Written exercise: Output every line exactly as written. Leave out pictures.
==================================================
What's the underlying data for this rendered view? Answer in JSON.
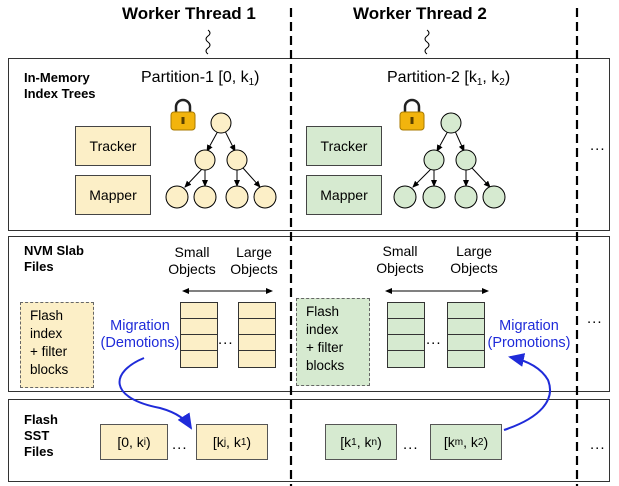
{
  "workers": {
    "thread1": "Worker Thread 1",
    "thread2": "Worker Thread 2"
  },
  "layers": {
    "memory": "In-Memory\nIndex Trees",
    "nvm": "NVM Slab\nFiles",
    "flash": "Flash\nSST\nFiles"
  },
  "partitions": [
    {
      "name": "Partition-1",
      "range_open": "[0, k",
      "range_sub": "1",
      "range_close": ")"
    },
    {
      "name": "Partition-2",
      "range_open": "[k",
      "range_sub_a": "1",
      "range_mid": ", k",
      "range_sub_b": "2",
      "range_close": ")"
    }
  ],
  "structures": {
    "tracker": "Tracker",
    "mapper": "Mapper"
  },
  "objects": {
    "small": "Small\nObjects",
    "large": "Large\nObjects"
  },
  "flash_index": "Flash\nindex\n+ filter\nblocks",
  "migration": {
    "demotions": "Migration\n(Demotions)",
    "promotions": "Migration\n(Promotions)"
  },
  "ellipsis": "...",
  "sst": [
    {
      "a": "[0, k",
      "a_sub": "i",
      "b": ")"
    },
    {
      "a": "[k",
      "a_sub": "j",
      "mid": ", k",
      "b_sub": "1",
      "b": ")"
    },
    {
      "a": "[k",
      "a_sub": "1",
      "mid": ", k",
      "b_sub": "n",
      "b": ")"
    },
    {
      "a": "[k",
      "a_sub": "m",
      "mid": ", k",
      "b_sub": "2",
      "b": ")"
    }
  ],
  "colors": {
    "partition1_fill": "#fcefc7",
    "partition2_fill": "#d6ead0",
    "migration_arrow": "#1f2bd9",
    "lock": "#f2b40d"
  },
  "icons": [
    "lock-icon",
    "squiggle-icon",
    "tree-icon"
  ]
}
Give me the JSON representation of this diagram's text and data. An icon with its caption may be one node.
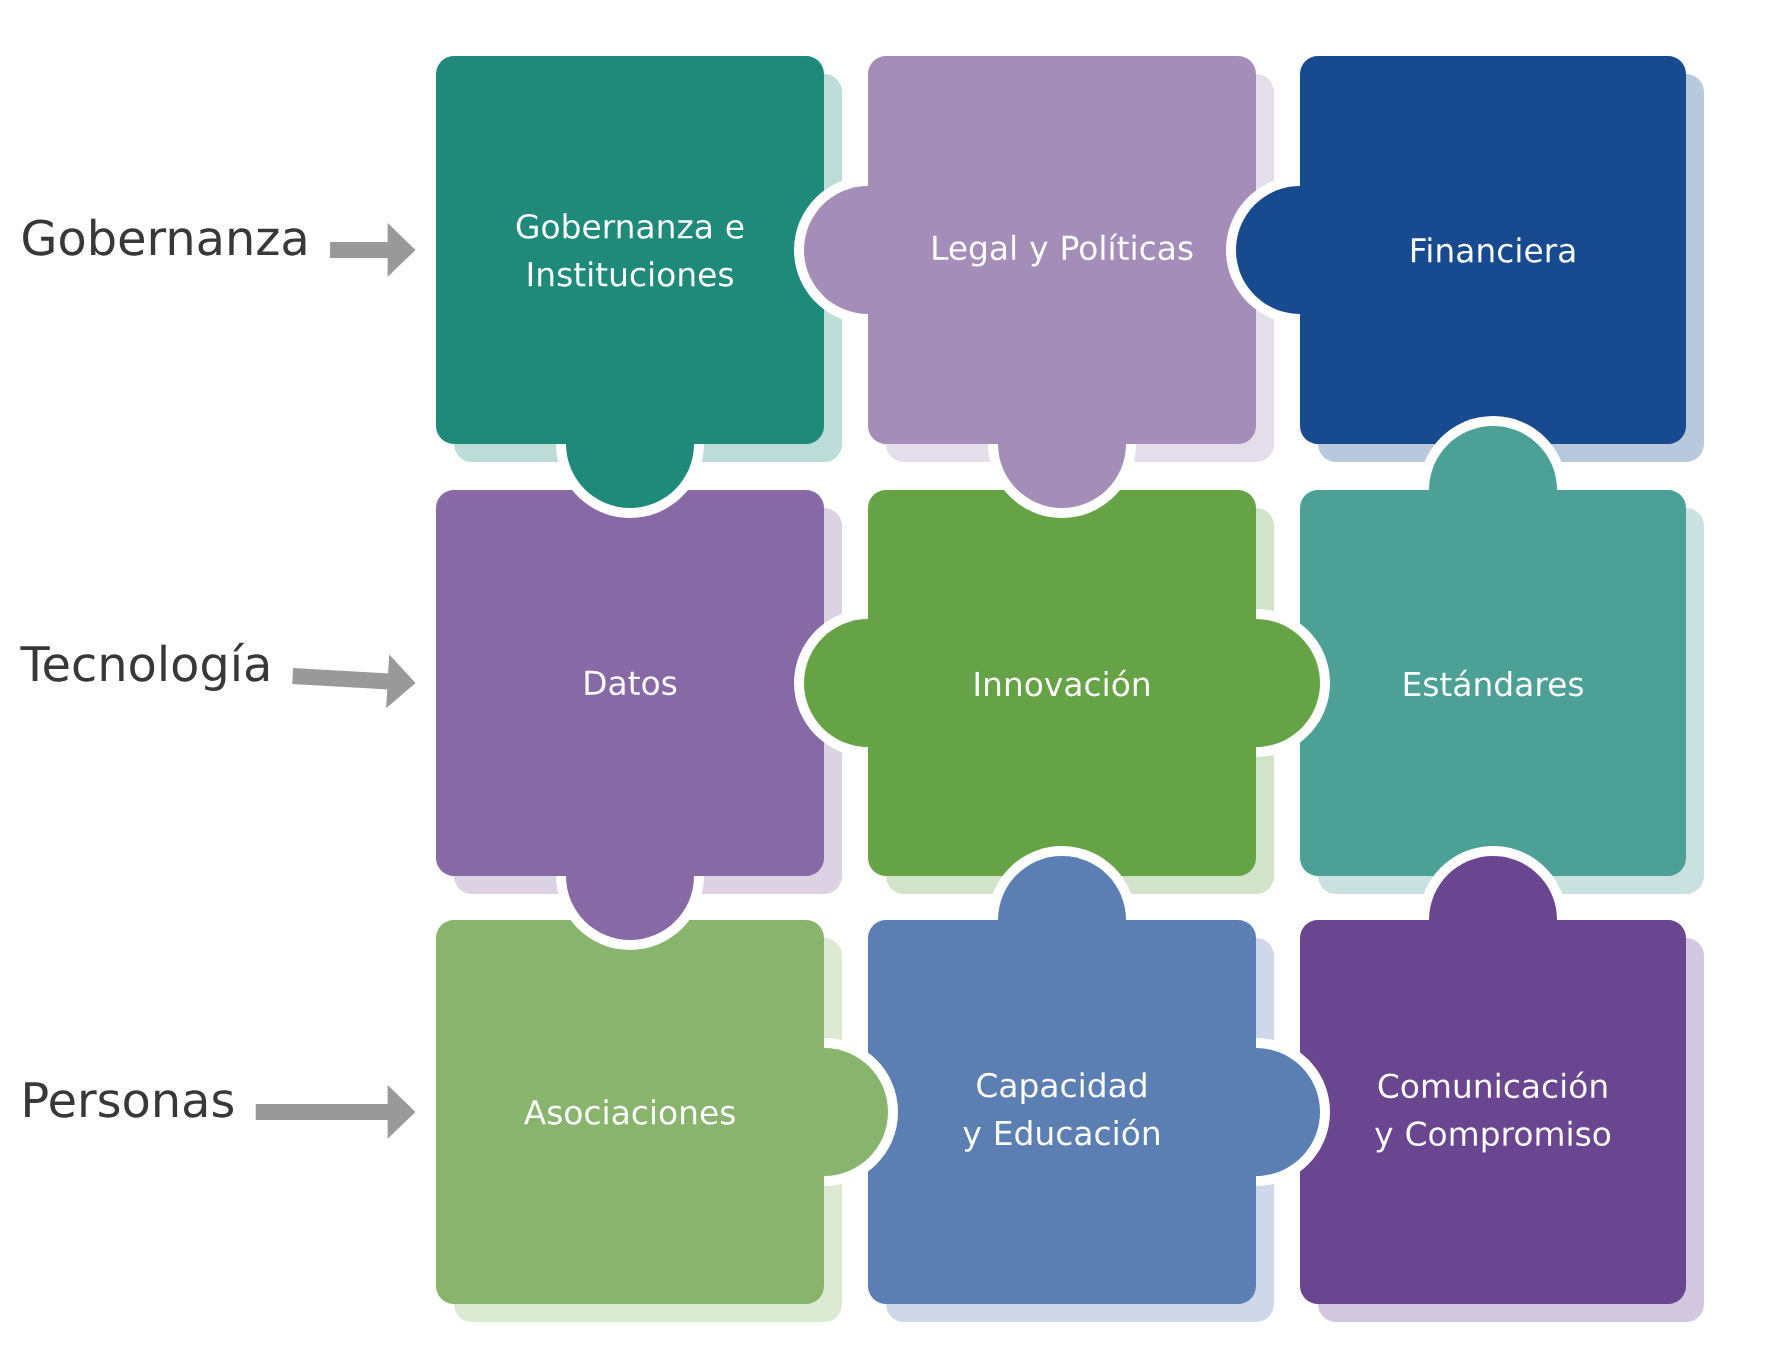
{
  "diagram": {
    "nodes": [
      {
        "text": [
          "Gobernanza"
        ]
      },
      {
        "text": [
          "Gobernanza e Instituciones"
        ]
      },
      {
        "text": [
          "Legal y Políticas"
        ]
      },
      {
        "text": [
          "Financiera"
        ]
      },
      {
        "text": [
          "Tecnología"
        ]
      },
      {
        "text": [
          "Datos"
        ]
      },
      {
        "text": [
          "Innovación"
        ]
      },
      {
        "text": [
          "Estándares"
        ]
      },
      {
        "text": [
          "Personas"
        ]
      },
      {
        "text": [
          "Asociaciones"
        ]
      },
      {
        "text": [
          "Capacidad y Educación"
        ]
      },
      {
        "text": [
          "Comunicación y Compromiso"
        ]
      }
    ],
    "edges": [
      {
        "from": 0,
        "to": 1,
        "arrow": "to"
      },
      {
        "from": 4,
        "to": 5,
        "arrow": "to"
      },
      {
        "from": 8,
        "to": 9,
        "arrow": "to"
      }
    ]
  }
}
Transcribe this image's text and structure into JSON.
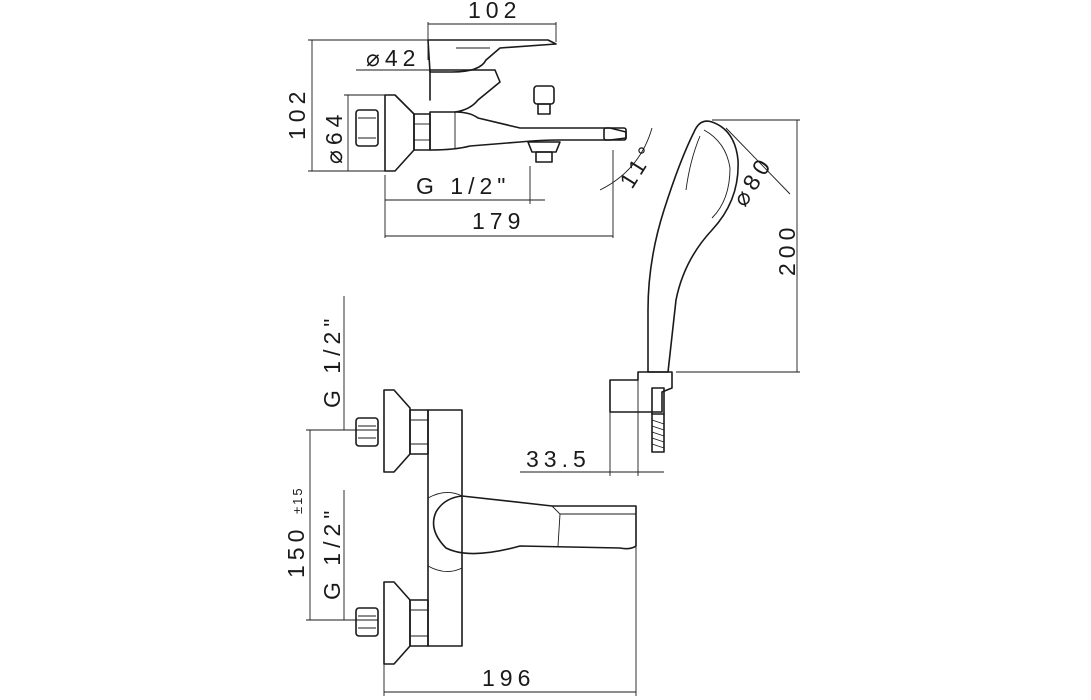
{
  "dimensions": {
    "top_width": "102",
    "lever_diameter": "⌀42",
    "top_height": "102",
    "escutcheon_diameter": "⌀64",
    "thread_top": "G 1/2\"",
    "spout_length": "179",
    "spout_angle": "11°",
    "head_diameter": "⌀80",
    "handshower_length": "200",
    "holder_width": "33.5",
    "thread_front_upper": "G 1/2\"",
    "centres": "150",
    "centres_tolerance": "±15",
    "thread_front_lower": "G 1/2\"",
    "front_depth": "196"
  }
}
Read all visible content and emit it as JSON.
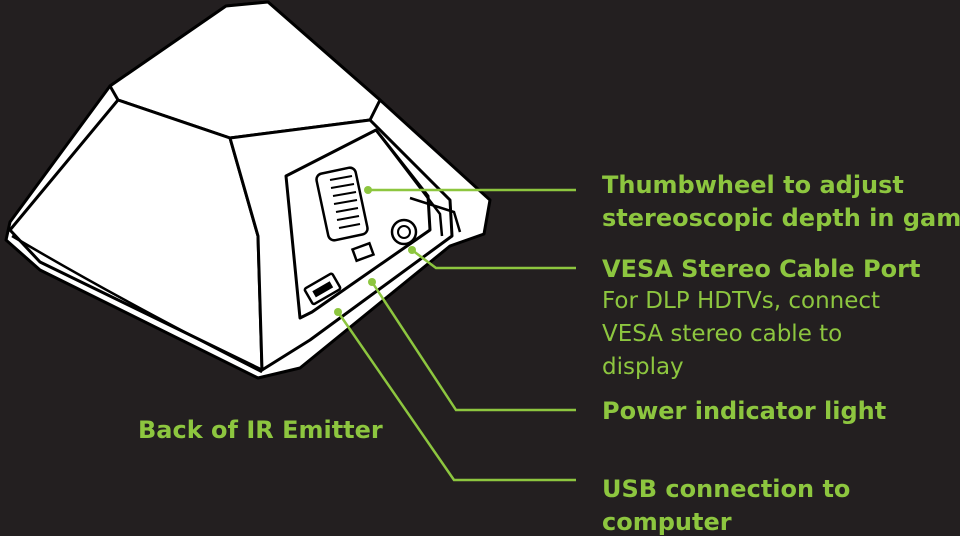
{
  "diagram": {
    "title_label": "Back of IR Emitter",
    "callouts": [
      {
        "id": "thumbwheel",
        "lines": [
          "Thumbwheel to adjust",
          "stereoscopic depth in game"
        ],
        "description": []
      },
      {
        "id": "vesa",
        "lines": [
          "VESA Stereo Cable Port"
        ],
        "description": [
          "For DLP HDTVs, connect",
          "VESA stereo cable to",
          "display"
        ]
      },
      {
        "id": "power",
        "lines": [
          "Power indicator light"
        ],
        "description": []
      },
      {
        "id": "usb",
        "lines": [
          "USB connection to",
          "computer"
        ],
        "description": []
      }
    ]
  },
  "colors": {
    "background": "#231f20",
    "device_fill": "#ffffff",
    "device_outline": "#000000",
    "accent": "#8dc63f"
  }
}
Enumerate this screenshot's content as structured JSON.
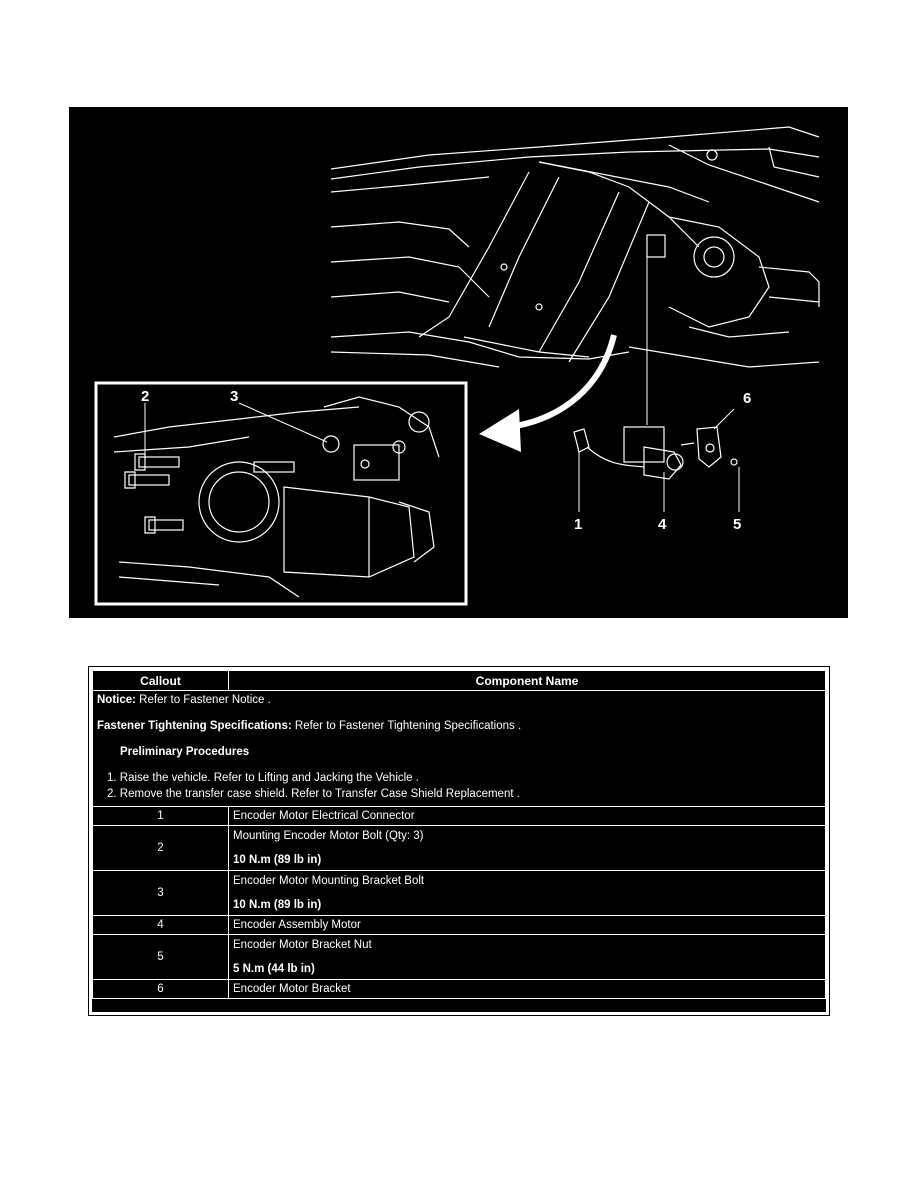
{
  "figure": {
    "callouts": [
      "1",
      "2",
      "3",
      "4",
      "5",
      "6"
    ]
  },
  "table": {
    "headers": {
      "callout": "Callout",
      "component": "Component Name"
    },
    "notice_label": "Notice:",
    "notice_text": " Refer to Fastener Notice .",
    "fastener_label": "Fastener Tightening Specifications:",
    "fastener_text": " Refer to Fastener Tightening Specifications .",
    "preliminary_heading": "Preliminary Procedures",
    "steps": [
      "1.  Raise the vehicle. Refer to Lifting and Jacking the Vehicle .",
      "2.  Remove the transfer case shield. Refer to Transfer Case Shield Replacement ."
    ],
    "rows": [
      {
        "callout": "1",
        "name": "Encoder Motor Electrical Connector",
        "torque": ""
      },
      {
        "callout": "2",
        "name": "Mounting Encoder Motor Bolt (Qty: 3)",
        "torque": "10 N.m (89 lb in)"
      },
      {
        "callout": "3",
        "name": "Encoder Motor Mounting Bracket Bolt",
        "torque": "10 N.m (89 lb in)"
      },
      {
        "callout": "4",
        "name": "Encoder Assembly Motor",
        "torque": ""
      },
      {
        "callout": "5",
        "name": "Encoder Motor Bracket Nut",
        "torque": "5 N.m (44 lb in)"
      },
      {
        "callout": "6",
        "name": "Encoder Motor Bracket",
        "torque": ""
      }
    ]
  }
}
==================================================
Reply:
What's the underlying data for this rendered view? Answer in JSON.
{
  "workers": {
    "thread1": "Worker Thread 1",
    "thread2": "Worker Thread 2"
  },
  "layers": {
    "memory": "In-Memory\nIndex Trees",
    "nvm": "NVM Slab\nFiles",
    "flash": "Flash\nSST\nFiles"
  },
  "partitions": [
    {
      "name": "Partition-1",
      "range_open": "[0, k",
      "range_sub": "1",
      "range_close": ")"
    },
    {
      "name": "Partition-2",
      "range_open": "[k",
      "range_sub_a": "1",
      "range_mid": ", k",
      "range_sub_b": "2",
      "range_close": ")"
    }
  ],
  "structures": {
    "tracker": "Tracker",
    "mapper": "Mapper"
  },
  "objects": {
    "small": "Small\nObjects",
    "large": "Large\nObjects"
  },
  "flash_index": "Flash\nindex\n+ filter\nblocks",
  "migration": {
    "demotions": "Migration\n(Demotions)",
    "promotions": "Migration\n(Promotions)"
  },
  "ellipsis": "...",
  "sst": [
    {
      "a": "[0, k",
      "a_sub": "i",
      "b": ")"
    },
    {
      "a": "[k",
      "a_sub": "j",
      "mid": ", k",
      "b_sub": "1",
      "b": ")"
    },
    {
      "a": "[k",
      "a_sub": "1",
      "mid": ", k",
      "b_sub": "n",
      "b": ")"
    },
    {
      "a": "[k",
      "a_sub": "m",
      "mid": ", k",
      "b_sub": "2",
      "b": ")"
    }
  ],
  "colors": {
    "partition1_fill": "#fcefc7",
    "partition2_fill": "#d6ead0",
    "migration_arrow": "#1f2bd9",
    "lock": "#f2b40d"
  },
  "icons": [
    "lock-icon",
    "squiggle-icon",
    "tree-icon"
  ]
}
Give me the JSON representation of this diagram's text and data. An icon with its caption may be one node.
{
  "diagram": {
    "nodes": [
      {
        "text": [
          "Gobernanza"
        ]
      },
      {
        "text": [
          "Gobernanza e Instituciones"
        ]
      },
      {
        "text": [
          "Legal y Políticas"
        ]
      },
      {
        "text": [
          "Financiera"
        ]
      },
      {
        "text": [
          "Tecnología"
        ]
      },
      {
        "text": [
          "Datos"
        ]
      },
      {
        "text": [
          "Innovación"
        ]
      },
      {
        "text": [
          "Estándares"
        ]
      },
      {
        "text": [
          "Personas"
        ]
      },
      {
        "text": [
          "Asociaciones"
        ]
      },
      {
        "text": [
          "Capacidad y Educación"
        ]
      },
      {
        "text": [
          "Comunicación y Compromiso"
        ]
      }
    ],
    "edges": [
      {
        "from": 0,
        "to": 1,
        "arrow": "to"
      },
      {
        "from": 4,
        "to": 5,
        "arrow": "to"
      },
      {
        "from": 8,
        "to": 9,
        "arrow": "to"
      }
    ]
  }
}
Transcribe this image's text and structure into JSON.
{
  "dimensions": {
    "top_width": "102",
    "lever_diameter": "⌀42",
    "top_height": "102",
    "escutcheon_diameter": "⌀64",
    "thread_top": "G 1/2\"",
    "spout_length": "179",
    "spout_angle": "11°",
    "head_diameter": "⌀80",
    "handshower_length": "200",
    "holder_width": "33.5",
    "thread_front_upper": "G 1/2\"",
    "centres": "150",
    "centres_tolerance": "±15",
    "thread_front_lower": "G 1/2\"",
    "front_depth": "196"
  }
}
Read all visible content and emit it as JSON.
{
  "diagram": {
    "title_label": "Back of IR Emitter",
    "callouts": [
      {
        "id": "thumbwheel",
        "lines": [
          "Thumbwheel to adjust",
          "stereoscopic depth in game"
        ],
        "description": []
      },
      {
        "id": "vesa",
        "lines": [
          "VESA Stereo Cable Port"
        ],
        "description": [
          "For DLP HDTVs, connect",
          "VESA stereo cable to",
          "display"
        ]
      },
      {
        "id": "power",
        "lines": [
          "Power indicator light"
        ],
        "description": []
      },
      {
        "id": "usb",
        "lines": [
          "USB connection to",
          "computer"
        ],
        "description": []
      }
    ]
  },
  "colors": {
    "background": "#231f20",
    "device_fill": "#ffffff",
    "device_outline": "#000000",
    "accent": "#8dc63f"
  }
}
Enumerate this screenshot's content as structured JSON.
{
  "figure": {
    "callouts": [
      "1",
      "2",
      "3",
      "4",
      "5",
      "6"
    ]
  },
  "table": {
    "headers": {
      "callout": "Callout",
      "component": "Component Name"
    },
    "notice_label": "Notice:",
    "notice_text": " Refer to Fastener Notice .",
    "fastener_label": "Fastener Tightening Specifications:",
    "fastener_text": " Refer to Fastener Tightening Specifications .",
    "preliminary_heading": "Preliminary Procedures",
    "steps": [
      "1.  Raise the vehicle. Refer to Lifting and Jacking the Vehicle .",
      "2.  Remove the transfer case shield. Refer to Transfer Case Shield Replacement ."
    ],
    "rows": [
      {
        "callout": "1",
        "name": "Encoder Motor Electrical Connector",
        "torque": ""
      },
      {
        "callout": "2",
        "name": "Mounting Encoder Motor Bolt (Qty: 3)",
        "torque": "10 N.m (89 lb in)"
      },
      {
        "callout": "3",
        "name": "Encoder Motor Mounting Bracket Bolt",
        "torque": "10 N.m (89 lb in)"
      },
      {
        "callout": "4",
        "name": "Encoder Assembly Motor",
        "torque": ""
      },
      {
        "callout": "5",
        "name": "Encoder Motor Bracket Nut",
        "torque": "5 N.m (44 lb in)"
      },
      {
        "callout": "6",
        "name": "Encoder Motor Bracket",
        "torque": ""
      }
    ]
  }
}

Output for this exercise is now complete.